Data rows:
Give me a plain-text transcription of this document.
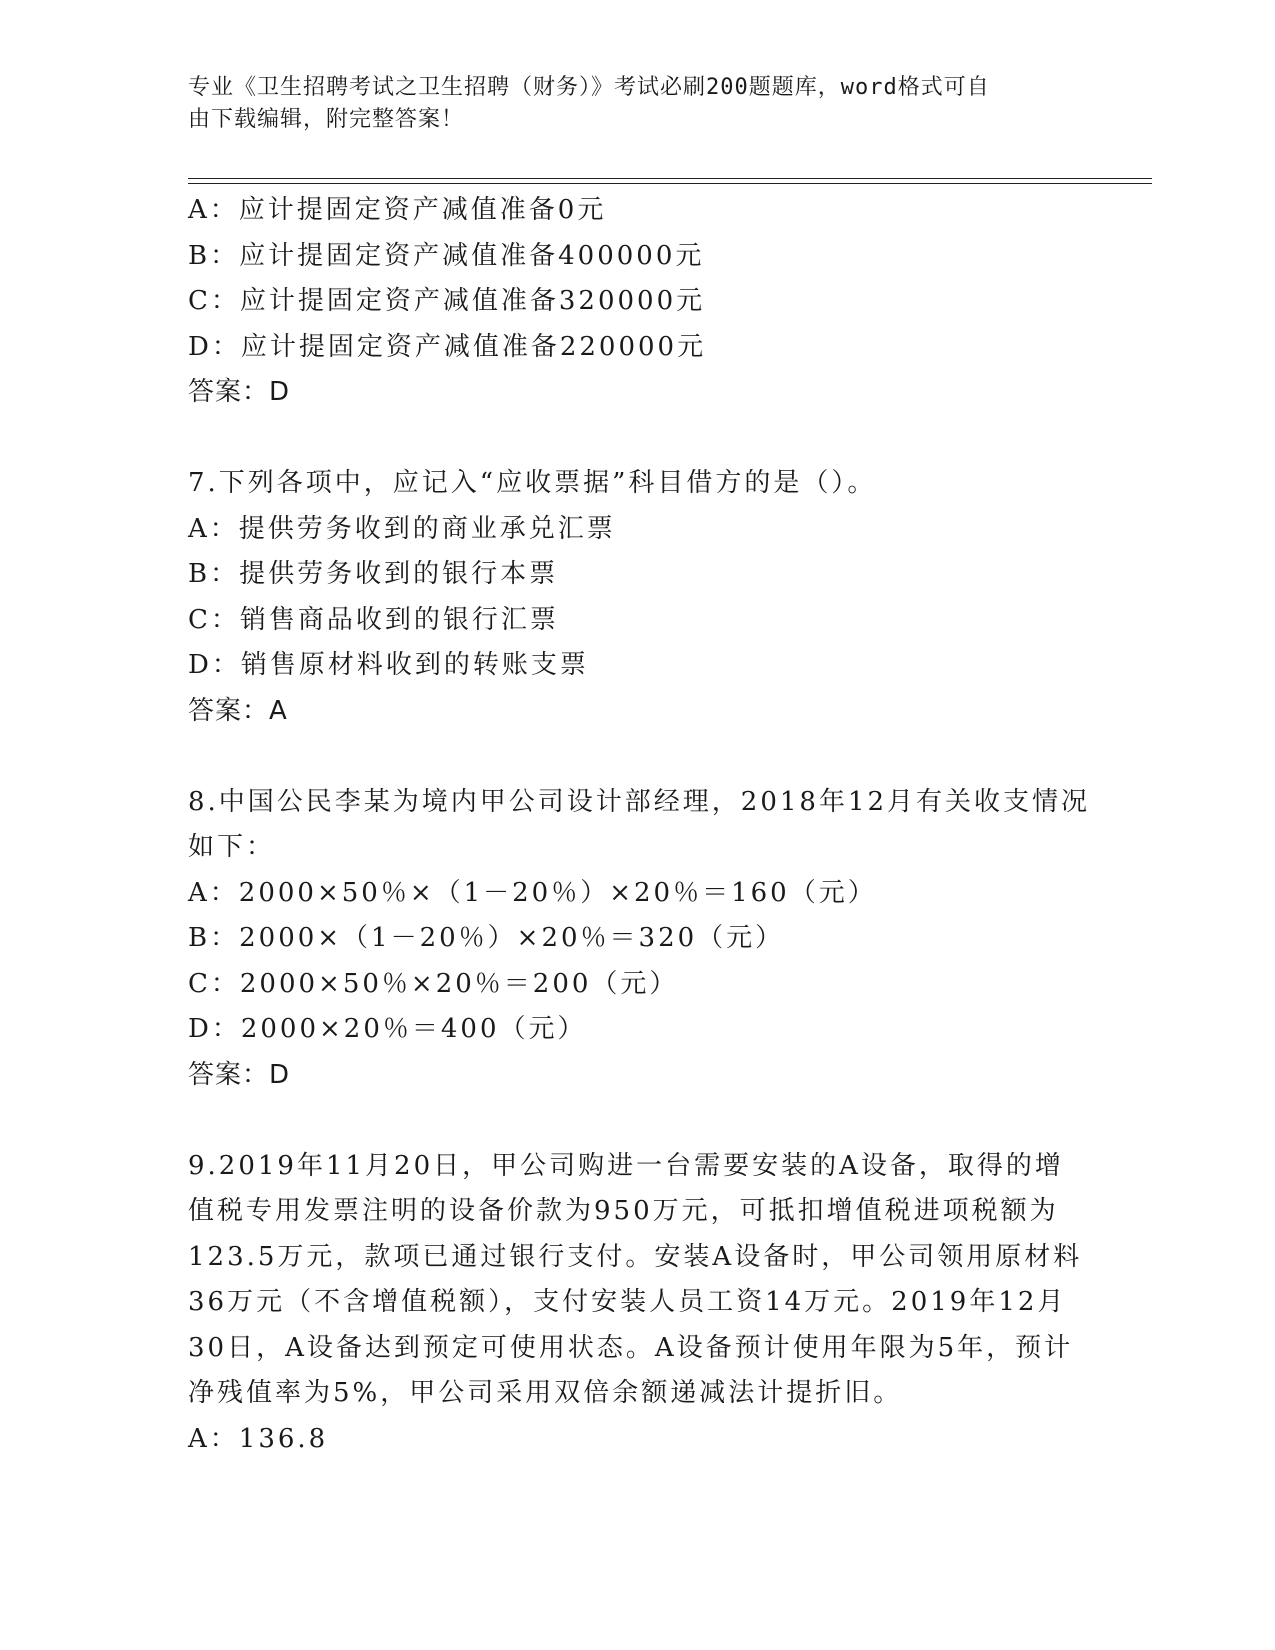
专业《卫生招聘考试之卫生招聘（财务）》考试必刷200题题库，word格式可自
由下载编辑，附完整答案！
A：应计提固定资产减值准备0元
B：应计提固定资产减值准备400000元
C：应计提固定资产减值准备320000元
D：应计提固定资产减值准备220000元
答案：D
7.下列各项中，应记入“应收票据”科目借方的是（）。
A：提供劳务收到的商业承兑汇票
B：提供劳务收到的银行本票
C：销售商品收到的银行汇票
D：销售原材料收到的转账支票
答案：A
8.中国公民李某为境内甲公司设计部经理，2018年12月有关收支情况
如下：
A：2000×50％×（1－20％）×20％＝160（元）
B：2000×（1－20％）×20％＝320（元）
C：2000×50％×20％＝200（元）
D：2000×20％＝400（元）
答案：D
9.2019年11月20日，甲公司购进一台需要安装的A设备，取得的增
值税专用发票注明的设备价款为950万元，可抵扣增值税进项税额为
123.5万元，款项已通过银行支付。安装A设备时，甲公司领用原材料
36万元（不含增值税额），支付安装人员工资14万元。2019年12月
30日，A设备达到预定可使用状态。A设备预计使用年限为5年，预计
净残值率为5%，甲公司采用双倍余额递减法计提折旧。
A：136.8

...

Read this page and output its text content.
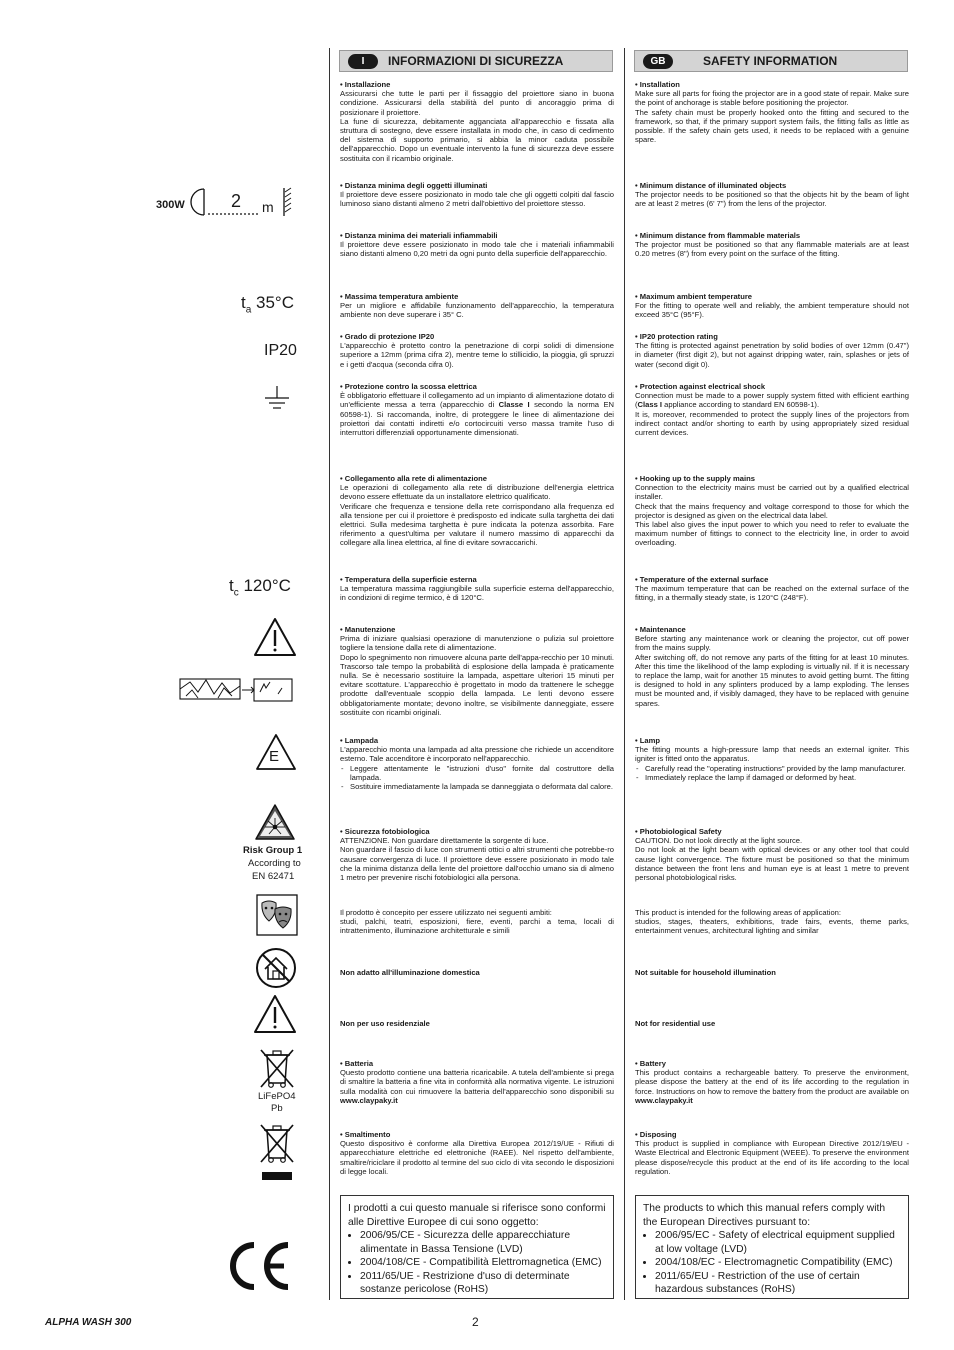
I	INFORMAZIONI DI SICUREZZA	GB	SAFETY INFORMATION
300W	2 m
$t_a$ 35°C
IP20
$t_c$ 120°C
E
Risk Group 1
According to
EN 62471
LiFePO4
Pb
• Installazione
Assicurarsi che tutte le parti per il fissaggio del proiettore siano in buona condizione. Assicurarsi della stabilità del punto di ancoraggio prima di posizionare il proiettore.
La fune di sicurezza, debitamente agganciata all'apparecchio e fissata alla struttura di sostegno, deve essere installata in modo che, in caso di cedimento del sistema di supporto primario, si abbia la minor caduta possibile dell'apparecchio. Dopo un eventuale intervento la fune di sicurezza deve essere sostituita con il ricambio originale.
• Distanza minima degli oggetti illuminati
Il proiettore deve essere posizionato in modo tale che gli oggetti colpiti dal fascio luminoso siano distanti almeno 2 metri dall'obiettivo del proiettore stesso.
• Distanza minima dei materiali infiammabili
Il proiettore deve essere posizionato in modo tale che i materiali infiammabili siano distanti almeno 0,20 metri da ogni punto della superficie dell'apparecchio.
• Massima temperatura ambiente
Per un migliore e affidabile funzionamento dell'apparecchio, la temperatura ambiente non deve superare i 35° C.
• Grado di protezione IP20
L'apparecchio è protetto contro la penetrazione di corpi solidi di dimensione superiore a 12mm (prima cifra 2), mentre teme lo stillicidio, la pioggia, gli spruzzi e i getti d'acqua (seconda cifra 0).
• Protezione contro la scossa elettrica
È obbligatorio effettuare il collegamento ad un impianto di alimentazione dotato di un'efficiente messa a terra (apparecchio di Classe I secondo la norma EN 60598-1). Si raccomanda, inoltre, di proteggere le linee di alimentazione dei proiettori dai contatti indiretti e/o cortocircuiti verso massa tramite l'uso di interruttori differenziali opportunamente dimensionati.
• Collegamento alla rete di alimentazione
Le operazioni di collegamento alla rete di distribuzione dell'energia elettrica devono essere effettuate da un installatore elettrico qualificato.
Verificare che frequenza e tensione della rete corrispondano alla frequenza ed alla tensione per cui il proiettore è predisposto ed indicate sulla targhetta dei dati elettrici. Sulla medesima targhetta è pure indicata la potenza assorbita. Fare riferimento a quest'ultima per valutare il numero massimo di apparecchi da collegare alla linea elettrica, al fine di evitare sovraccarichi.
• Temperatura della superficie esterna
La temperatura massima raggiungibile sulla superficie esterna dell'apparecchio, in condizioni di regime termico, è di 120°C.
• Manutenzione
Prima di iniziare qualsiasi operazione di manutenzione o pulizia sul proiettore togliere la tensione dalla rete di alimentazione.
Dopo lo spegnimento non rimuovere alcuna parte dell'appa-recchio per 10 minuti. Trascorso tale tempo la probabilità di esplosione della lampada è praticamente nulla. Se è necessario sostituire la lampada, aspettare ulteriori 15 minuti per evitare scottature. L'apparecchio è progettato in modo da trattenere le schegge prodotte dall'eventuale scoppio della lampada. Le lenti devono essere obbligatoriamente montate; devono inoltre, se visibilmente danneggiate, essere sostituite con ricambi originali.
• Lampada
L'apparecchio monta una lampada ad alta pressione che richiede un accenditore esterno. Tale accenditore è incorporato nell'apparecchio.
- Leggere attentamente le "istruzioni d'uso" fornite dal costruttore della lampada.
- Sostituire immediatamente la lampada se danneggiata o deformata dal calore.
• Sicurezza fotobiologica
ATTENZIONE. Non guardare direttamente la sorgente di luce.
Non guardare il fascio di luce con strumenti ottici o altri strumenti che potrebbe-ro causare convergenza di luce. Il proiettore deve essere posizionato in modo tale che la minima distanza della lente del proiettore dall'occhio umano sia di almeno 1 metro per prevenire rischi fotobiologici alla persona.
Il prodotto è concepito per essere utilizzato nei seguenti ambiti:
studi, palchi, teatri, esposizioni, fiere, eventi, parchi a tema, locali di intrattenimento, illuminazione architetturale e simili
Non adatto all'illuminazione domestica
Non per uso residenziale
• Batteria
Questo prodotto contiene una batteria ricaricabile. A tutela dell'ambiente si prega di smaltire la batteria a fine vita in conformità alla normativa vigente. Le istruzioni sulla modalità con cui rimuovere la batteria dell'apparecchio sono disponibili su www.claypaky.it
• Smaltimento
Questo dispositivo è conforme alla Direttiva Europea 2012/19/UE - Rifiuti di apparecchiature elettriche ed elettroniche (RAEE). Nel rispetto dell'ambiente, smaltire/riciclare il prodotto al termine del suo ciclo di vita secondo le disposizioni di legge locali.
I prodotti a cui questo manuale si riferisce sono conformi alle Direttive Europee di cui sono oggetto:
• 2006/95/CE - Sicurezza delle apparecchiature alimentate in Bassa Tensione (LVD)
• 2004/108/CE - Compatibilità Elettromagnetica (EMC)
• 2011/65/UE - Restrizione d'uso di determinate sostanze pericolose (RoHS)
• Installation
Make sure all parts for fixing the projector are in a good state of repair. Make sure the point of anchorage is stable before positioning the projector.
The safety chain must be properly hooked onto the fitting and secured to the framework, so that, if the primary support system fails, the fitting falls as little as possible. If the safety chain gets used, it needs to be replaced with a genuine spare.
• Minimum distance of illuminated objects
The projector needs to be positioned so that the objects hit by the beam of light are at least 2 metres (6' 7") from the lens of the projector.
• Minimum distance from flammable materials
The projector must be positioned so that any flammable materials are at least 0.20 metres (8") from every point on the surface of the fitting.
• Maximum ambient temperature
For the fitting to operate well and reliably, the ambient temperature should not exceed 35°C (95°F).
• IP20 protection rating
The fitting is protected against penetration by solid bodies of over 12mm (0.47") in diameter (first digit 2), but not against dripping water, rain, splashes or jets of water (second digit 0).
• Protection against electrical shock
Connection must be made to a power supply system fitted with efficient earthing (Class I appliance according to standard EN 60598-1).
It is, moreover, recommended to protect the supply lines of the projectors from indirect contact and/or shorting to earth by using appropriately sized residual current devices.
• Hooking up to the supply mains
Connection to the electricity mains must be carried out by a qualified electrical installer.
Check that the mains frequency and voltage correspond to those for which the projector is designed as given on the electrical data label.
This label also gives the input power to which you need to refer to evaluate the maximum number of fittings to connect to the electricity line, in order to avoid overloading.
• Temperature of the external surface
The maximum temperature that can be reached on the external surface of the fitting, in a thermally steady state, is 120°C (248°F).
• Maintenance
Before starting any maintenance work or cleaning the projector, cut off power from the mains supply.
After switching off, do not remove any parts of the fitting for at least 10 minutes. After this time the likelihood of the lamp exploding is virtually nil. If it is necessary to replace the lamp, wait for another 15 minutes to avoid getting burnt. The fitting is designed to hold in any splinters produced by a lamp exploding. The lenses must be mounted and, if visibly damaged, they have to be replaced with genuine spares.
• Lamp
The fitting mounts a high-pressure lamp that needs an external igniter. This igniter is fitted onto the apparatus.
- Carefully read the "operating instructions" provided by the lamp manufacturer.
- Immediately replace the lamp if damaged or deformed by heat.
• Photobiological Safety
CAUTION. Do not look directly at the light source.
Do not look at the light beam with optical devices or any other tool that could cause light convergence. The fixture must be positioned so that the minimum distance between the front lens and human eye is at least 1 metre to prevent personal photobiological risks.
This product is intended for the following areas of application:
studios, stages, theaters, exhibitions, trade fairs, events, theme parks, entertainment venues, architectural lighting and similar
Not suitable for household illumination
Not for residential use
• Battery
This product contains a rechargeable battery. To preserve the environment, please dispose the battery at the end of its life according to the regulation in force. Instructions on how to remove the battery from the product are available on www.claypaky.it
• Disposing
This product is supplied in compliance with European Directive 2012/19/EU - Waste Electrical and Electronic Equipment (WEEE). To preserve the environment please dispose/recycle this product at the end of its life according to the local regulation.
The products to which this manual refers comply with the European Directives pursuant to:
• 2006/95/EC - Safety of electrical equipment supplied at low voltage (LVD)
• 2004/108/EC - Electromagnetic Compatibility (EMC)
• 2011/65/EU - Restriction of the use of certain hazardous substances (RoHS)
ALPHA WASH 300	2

--

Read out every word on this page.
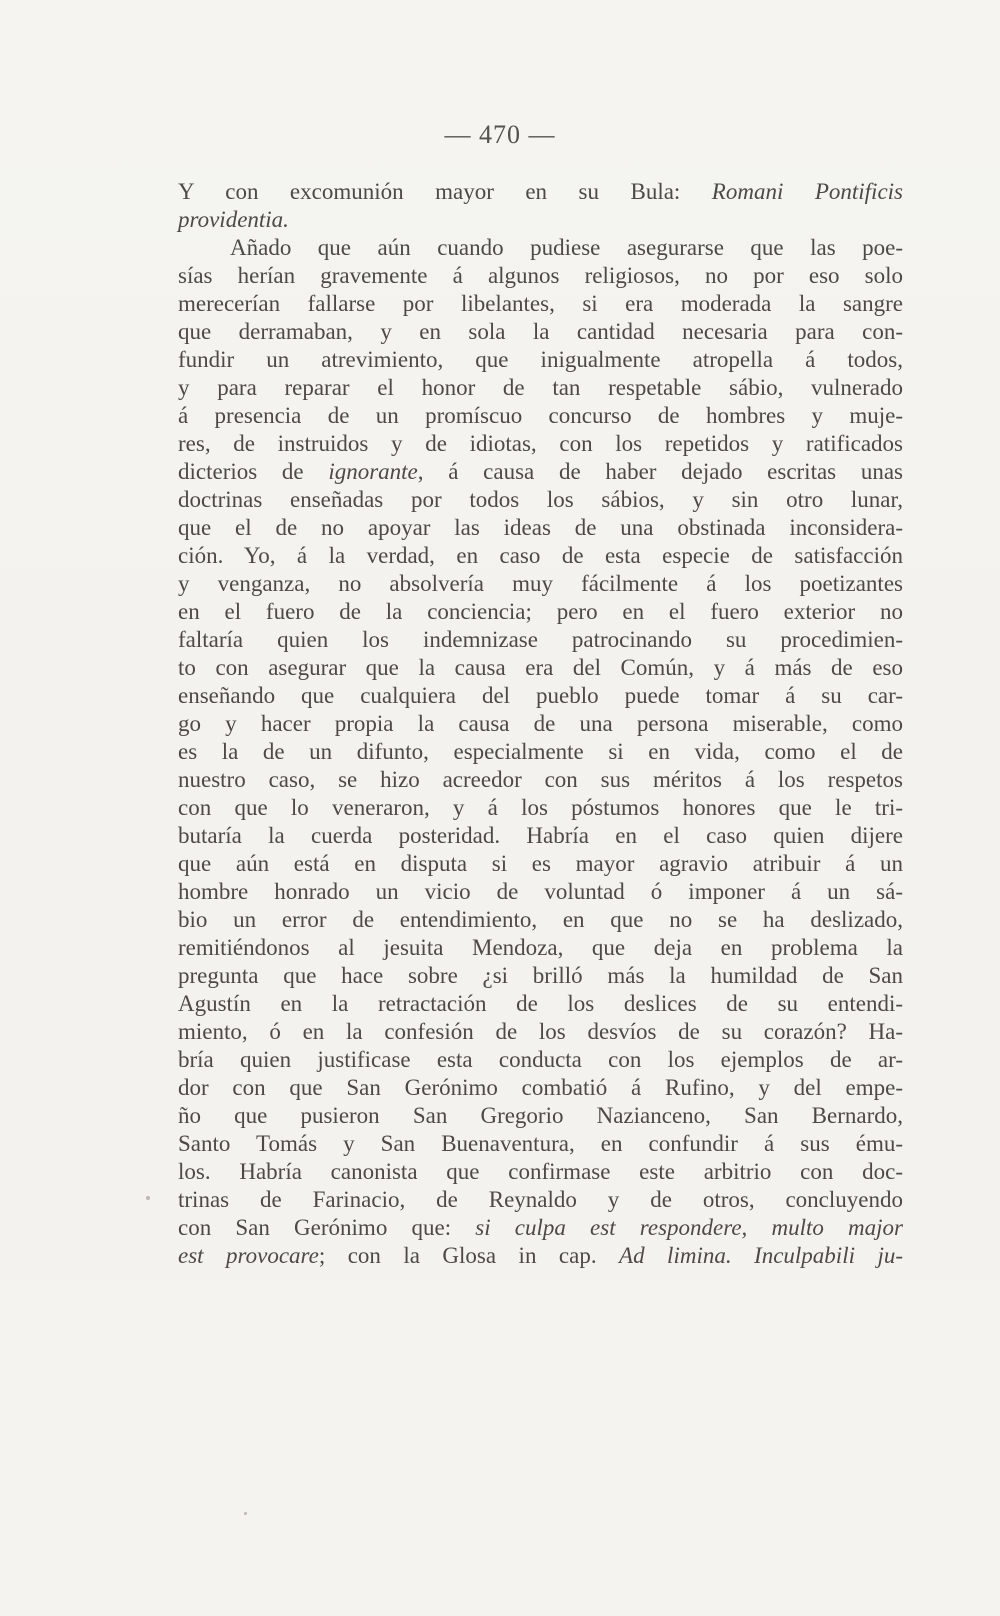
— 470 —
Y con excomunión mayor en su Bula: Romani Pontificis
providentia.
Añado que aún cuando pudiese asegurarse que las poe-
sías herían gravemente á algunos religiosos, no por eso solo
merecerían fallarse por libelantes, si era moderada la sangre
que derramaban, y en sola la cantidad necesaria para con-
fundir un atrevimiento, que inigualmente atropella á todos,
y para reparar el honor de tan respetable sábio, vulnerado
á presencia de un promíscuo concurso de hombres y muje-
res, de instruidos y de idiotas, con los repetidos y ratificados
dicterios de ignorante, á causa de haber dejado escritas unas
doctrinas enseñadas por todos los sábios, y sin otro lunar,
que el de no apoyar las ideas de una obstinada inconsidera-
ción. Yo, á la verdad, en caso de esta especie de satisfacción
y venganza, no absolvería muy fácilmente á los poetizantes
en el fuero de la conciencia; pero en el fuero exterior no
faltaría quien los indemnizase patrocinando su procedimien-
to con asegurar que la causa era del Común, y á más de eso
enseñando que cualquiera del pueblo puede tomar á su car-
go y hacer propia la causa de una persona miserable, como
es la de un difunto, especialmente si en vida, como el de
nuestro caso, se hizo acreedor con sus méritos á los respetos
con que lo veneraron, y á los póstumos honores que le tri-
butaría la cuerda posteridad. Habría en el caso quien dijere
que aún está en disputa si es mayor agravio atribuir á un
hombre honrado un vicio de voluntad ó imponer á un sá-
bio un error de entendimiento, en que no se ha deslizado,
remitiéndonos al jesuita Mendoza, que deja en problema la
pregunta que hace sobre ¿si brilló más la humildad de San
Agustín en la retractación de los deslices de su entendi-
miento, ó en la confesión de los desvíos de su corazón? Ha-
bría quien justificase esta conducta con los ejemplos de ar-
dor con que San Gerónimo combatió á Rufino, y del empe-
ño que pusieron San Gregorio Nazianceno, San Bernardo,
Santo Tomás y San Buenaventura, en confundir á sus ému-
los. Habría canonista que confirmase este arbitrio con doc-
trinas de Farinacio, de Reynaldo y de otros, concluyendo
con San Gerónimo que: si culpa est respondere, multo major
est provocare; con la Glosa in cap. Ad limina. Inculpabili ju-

Task requirements: Look through the material and copy each line that has "metri".

Answer below:
Il proiettore deve essere posizionato in modo tale che gli oggetti colpiti dal fascio luminoso siano distanti almeno 2 metri dall'obiettivo del proiettore stesso.
Il proiettore deve essere posizionato in modo tale che i materiali infiammabili siano distanti almeno 0,20 metri da ogni punto della superficie dell'apparecchio.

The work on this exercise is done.